-- Instruction --
The entries below are to be written out again without alteration.

-- Task material --

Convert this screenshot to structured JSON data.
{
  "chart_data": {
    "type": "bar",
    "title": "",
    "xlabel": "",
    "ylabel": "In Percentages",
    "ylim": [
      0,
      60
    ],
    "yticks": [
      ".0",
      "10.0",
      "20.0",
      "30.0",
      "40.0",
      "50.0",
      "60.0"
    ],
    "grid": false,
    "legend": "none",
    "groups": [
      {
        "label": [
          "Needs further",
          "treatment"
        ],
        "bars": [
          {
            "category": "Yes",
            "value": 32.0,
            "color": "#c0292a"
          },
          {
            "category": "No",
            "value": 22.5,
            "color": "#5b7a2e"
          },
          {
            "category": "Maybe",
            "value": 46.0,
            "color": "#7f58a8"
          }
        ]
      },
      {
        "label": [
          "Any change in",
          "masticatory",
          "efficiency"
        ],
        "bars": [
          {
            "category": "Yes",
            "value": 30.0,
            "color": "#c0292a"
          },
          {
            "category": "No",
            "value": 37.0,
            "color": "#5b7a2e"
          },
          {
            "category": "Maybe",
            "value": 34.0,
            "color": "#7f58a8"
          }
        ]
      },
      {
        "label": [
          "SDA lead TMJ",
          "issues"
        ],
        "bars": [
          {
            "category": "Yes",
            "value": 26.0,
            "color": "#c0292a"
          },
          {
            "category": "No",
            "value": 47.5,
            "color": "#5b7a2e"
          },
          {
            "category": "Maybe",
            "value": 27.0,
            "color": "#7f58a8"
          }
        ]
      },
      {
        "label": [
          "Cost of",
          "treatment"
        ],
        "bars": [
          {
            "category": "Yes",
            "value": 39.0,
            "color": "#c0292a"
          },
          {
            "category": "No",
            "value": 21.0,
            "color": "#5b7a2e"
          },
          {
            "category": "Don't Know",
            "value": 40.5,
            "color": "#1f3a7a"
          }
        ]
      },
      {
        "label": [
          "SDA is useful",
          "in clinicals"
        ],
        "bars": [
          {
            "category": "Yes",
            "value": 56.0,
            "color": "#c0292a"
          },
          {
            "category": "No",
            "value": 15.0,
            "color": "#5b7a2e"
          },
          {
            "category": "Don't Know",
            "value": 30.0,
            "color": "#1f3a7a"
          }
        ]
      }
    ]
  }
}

-- Task answer --
Convert this screenshot to structured JSON data.
{
  "chart_data": {
    "type": "bar",
    "title": "",
    "xlabel": "",
    "ylabel": "In Percentages",
    "ylim": [
      0,
      60
    ],
    "yticks": [
      ".0",
      "10.0",
      "20.0",
      "30.0",
      "40.0",
      "50.0",
      "60.0"
    ],
    "grid": false,
    "legend": "none",
    "groups": [
      {
        "label": [
          "Needs further",
          "treatment"
        ],
        "bars": [
          {
            "category": "Yes",
            "value": 32.0,
            "color": "#c0292a"
          },
          {
            "category": "No",
            "value": 22.5,
            "color": "#5b7a2e"
          },
          {
            "category": "Maybe",
            "value": 46.0,
            "color": "#7f58a8"
          }
        ]
      },
      {
        "label": [
          "Any change in",
          "masticatory",
          "efficiency"
        ],
        "bars": [
          {
            "category": "Yes",
            "value": 30.0,
            "color": "#c0292a"
          },
          {
            "category": "No",
            "value": 37.0,
            "color": "#5b7a2e"
          },
          {
            "category": "Maybe",
            "value": 34.0,
            "color": "#7f58a8"
          }
        ]
      },
      {
        "label": [
          "SDA lead TMJ",
          "issues"
        ],
        "bars": [
          {
            "category": "Yes",
            "value": 26.0,
            "color": "#c0292a"
          },
          {
            "category": "No",
            "value": 47.5,
            "color": "#5b7a2e"
          },
          {
            "category": "Maybe",
            "value": 27.0,
            "color": "#7f58a8"
          }
        ]
      },
      {
        "label": [
          "Cost of",
          "treatment"
        ],
        "bars": [
          {
            "category": "Yes",
            "value": 39.0,
            "color": "#c0292a"
          },
          {
            "category": "No",
            "value": 21.0,
            "color": "#5b7a2e"
          },
          {
            "category": "Don't Know",
            "value": 40.5,
            "color": "#1f3a7a"
          }
        ]
      },
      {
        "label": [
          "SDA is useful",
          "in clinicals"
        ],
        "bars": [
          {
            "category": "Yes",
            "value": 56.0,
            "color": "#c0292a"
          },
          {
            "category": "No",
            "value": 15.0,
            "color": "#5b7a2e"
          },
          {
            "category": "Don't Know",
            "value": 30.0,
            "color": "#1f3a7a"
          }
        ]
      }
    ]
  }
}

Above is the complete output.